_What is required_: Tally the lines in the material below that contain the string "deliv", treating case as significant. Reply with the number only.

Element-and-box listings:
# # #
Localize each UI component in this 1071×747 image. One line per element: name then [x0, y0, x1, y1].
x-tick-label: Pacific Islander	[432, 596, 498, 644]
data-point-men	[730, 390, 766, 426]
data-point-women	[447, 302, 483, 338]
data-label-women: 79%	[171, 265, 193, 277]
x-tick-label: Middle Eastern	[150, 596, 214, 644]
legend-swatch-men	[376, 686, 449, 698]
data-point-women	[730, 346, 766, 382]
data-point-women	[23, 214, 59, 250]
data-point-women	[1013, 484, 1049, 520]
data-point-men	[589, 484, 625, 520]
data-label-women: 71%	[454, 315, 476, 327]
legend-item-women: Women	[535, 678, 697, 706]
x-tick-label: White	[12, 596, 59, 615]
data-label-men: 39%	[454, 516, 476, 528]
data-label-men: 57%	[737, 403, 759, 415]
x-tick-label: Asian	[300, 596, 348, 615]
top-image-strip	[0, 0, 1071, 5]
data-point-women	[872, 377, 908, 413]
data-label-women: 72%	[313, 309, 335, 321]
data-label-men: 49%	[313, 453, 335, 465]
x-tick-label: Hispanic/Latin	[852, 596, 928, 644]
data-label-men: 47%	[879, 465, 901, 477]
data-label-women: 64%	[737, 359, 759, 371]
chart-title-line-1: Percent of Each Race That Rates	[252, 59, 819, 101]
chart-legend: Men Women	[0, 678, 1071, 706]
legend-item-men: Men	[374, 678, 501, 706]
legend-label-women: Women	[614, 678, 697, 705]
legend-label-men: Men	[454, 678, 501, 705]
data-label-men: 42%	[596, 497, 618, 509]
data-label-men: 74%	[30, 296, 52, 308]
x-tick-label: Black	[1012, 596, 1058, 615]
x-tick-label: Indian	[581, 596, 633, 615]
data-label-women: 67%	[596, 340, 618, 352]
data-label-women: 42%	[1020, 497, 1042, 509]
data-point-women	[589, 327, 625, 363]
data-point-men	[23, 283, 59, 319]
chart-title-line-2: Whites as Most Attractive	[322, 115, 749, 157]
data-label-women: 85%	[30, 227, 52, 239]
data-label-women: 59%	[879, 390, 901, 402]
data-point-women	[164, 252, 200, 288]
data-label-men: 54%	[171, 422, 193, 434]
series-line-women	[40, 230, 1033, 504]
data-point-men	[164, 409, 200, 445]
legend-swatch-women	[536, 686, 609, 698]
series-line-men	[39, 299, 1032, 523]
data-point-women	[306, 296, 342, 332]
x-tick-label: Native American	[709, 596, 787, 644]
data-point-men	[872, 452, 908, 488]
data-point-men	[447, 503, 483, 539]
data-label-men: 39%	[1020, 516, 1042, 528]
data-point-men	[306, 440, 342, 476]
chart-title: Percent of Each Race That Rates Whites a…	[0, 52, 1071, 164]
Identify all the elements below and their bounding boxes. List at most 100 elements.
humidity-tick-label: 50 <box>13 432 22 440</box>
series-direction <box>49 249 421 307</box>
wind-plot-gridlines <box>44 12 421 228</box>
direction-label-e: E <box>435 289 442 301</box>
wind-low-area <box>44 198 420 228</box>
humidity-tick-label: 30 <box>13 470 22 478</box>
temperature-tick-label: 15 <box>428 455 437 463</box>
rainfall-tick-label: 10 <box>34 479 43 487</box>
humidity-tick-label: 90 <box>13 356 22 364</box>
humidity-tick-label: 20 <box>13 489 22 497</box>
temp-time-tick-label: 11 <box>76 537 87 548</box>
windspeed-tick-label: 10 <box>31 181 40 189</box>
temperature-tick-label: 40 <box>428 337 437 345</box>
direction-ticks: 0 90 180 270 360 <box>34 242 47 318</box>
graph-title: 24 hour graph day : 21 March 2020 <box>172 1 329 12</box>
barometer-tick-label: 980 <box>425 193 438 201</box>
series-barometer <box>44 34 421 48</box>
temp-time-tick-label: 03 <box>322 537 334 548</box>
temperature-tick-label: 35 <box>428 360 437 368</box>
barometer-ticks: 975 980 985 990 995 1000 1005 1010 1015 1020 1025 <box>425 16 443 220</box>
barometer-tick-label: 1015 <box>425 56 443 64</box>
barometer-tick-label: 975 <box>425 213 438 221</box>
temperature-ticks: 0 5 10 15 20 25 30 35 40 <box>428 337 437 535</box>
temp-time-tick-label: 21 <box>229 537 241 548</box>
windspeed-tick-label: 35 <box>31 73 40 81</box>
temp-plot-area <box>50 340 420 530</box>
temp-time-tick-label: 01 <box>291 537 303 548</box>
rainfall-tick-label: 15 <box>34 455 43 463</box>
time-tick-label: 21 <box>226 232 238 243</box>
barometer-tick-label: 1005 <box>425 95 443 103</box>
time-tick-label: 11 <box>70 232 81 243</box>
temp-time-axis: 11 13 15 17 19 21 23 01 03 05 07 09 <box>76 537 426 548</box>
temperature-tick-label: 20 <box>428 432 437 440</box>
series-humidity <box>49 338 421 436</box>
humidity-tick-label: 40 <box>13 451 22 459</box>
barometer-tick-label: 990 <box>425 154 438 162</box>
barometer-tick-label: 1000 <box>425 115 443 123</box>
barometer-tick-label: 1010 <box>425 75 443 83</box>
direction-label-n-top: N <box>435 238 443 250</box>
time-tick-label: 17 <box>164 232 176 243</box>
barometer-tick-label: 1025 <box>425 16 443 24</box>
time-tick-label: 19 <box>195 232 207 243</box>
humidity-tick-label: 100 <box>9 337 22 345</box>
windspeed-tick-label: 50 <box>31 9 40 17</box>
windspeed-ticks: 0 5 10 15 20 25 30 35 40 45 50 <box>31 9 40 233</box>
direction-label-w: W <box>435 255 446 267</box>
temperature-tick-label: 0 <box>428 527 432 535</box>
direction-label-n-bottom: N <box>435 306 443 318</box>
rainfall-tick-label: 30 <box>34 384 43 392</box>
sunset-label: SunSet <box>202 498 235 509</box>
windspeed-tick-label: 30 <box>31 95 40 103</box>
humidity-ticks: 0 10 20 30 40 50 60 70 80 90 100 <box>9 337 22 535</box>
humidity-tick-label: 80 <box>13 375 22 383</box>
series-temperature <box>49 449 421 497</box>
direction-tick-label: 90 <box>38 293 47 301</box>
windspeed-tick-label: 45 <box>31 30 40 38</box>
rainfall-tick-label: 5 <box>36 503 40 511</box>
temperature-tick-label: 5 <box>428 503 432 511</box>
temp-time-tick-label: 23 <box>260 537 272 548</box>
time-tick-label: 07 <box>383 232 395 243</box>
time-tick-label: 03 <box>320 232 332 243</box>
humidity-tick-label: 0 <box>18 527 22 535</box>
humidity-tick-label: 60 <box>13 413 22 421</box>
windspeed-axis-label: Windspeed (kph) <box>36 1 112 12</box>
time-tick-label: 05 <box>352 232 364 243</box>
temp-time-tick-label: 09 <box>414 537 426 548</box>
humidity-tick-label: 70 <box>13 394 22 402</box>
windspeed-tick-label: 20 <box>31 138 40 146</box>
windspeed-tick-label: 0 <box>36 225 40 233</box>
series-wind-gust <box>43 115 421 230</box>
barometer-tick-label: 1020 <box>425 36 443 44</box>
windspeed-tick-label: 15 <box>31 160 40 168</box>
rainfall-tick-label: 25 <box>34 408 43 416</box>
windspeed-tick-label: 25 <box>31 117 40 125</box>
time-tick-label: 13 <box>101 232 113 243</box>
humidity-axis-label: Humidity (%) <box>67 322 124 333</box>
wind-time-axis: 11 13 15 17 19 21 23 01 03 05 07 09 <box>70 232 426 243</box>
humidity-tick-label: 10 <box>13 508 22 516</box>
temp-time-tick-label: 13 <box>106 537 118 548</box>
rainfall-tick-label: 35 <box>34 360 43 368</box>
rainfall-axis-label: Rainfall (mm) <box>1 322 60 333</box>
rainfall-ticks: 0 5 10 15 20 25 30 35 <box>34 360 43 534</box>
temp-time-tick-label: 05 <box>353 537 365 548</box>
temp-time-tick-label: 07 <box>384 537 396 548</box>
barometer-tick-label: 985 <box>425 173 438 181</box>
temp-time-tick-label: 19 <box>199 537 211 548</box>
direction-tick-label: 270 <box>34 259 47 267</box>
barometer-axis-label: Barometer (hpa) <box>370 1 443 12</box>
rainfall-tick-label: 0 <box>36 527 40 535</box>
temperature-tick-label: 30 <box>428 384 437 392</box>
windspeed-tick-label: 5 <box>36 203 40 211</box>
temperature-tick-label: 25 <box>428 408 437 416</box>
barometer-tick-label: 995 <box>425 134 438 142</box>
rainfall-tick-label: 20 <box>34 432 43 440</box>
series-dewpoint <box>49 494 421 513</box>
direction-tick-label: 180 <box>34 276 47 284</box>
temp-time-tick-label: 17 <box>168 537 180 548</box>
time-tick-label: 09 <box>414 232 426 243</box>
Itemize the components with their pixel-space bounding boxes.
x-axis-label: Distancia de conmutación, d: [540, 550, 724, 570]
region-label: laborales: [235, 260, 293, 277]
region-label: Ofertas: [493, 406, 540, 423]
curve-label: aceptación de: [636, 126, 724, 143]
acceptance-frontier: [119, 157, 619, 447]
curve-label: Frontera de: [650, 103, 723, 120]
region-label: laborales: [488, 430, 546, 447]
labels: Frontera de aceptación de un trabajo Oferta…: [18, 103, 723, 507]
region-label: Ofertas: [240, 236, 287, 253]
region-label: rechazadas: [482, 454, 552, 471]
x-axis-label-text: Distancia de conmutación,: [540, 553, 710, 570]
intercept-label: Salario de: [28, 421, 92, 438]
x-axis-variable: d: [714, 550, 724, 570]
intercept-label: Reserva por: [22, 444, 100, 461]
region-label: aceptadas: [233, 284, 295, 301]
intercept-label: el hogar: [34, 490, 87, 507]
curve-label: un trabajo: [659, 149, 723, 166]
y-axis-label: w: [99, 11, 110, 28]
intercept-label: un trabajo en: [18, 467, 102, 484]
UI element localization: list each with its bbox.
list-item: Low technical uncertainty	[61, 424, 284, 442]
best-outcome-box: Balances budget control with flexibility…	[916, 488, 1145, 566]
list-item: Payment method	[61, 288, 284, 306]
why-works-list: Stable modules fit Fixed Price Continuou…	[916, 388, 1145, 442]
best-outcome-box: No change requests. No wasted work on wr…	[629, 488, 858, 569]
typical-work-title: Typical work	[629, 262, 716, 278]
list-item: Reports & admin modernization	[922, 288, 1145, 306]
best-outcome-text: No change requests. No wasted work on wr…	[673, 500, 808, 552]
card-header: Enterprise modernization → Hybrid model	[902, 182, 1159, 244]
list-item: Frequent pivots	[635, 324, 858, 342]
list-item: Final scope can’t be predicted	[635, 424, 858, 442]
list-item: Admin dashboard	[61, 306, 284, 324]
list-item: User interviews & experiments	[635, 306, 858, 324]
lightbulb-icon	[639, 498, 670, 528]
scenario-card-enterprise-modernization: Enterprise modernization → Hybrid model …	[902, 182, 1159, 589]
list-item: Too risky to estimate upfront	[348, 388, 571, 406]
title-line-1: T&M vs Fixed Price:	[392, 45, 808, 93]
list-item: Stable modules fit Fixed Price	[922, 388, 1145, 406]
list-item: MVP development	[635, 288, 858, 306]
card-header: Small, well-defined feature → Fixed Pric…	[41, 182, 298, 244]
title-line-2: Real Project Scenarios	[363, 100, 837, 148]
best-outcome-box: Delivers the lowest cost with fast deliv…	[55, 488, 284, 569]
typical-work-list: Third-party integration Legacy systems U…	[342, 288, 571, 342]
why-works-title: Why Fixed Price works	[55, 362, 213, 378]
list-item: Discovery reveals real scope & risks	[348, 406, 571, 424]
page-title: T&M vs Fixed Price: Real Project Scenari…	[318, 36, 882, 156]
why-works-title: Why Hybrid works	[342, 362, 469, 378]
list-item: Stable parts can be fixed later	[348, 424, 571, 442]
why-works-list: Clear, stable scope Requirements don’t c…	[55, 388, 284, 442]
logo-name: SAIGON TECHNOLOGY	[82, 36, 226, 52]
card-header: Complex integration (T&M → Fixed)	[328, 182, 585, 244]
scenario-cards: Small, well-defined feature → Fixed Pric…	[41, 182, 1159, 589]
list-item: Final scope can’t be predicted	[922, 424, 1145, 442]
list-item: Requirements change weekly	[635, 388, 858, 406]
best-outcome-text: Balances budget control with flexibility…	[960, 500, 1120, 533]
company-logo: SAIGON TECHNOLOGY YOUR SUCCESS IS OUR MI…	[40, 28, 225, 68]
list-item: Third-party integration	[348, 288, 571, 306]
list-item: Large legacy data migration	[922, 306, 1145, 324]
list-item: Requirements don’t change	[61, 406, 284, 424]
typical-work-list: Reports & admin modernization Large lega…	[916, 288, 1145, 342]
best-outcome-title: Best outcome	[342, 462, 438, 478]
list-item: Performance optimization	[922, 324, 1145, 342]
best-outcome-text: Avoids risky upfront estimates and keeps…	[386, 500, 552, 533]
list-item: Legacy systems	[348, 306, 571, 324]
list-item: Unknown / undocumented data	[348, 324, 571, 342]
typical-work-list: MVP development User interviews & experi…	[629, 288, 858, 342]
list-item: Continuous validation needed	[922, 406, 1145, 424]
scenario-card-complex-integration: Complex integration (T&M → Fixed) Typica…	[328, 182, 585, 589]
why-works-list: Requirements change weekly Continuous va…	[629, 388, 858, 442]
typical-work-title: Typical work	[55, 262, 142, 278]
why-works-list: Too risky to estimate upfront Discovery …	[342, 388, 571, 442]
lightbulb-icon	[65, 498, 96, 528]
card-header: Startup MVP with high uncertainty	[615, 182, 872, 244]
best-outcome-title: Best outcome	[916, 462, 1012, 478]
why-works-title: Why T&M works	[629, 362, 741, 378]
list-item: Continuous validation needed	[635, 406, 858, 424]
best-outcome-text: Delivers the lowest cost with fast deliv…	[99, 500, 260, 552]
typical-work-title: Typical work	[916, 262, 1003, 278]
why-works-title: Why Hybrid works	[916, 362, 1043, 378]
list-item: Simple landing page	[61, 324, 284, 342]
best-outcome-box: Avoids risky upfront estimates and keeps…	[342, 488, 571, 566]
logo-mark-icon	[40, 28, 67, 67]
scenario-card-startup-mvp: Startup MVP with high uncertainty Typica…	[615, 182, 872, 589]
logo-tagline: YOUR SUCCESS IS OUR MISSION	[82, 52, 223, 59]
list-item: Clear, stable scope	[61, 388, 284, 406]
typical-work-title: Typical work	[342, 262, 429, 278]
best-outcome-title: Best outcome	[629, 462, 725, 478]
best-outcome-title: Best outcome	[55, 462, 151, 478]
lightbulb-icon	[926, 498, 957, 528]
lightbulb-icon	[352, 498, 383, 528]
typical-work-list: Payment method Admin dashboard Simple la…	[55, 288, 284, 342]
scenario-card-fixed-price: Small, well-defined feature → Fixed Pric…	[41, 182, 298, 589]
# # #
_Problem solution_: 2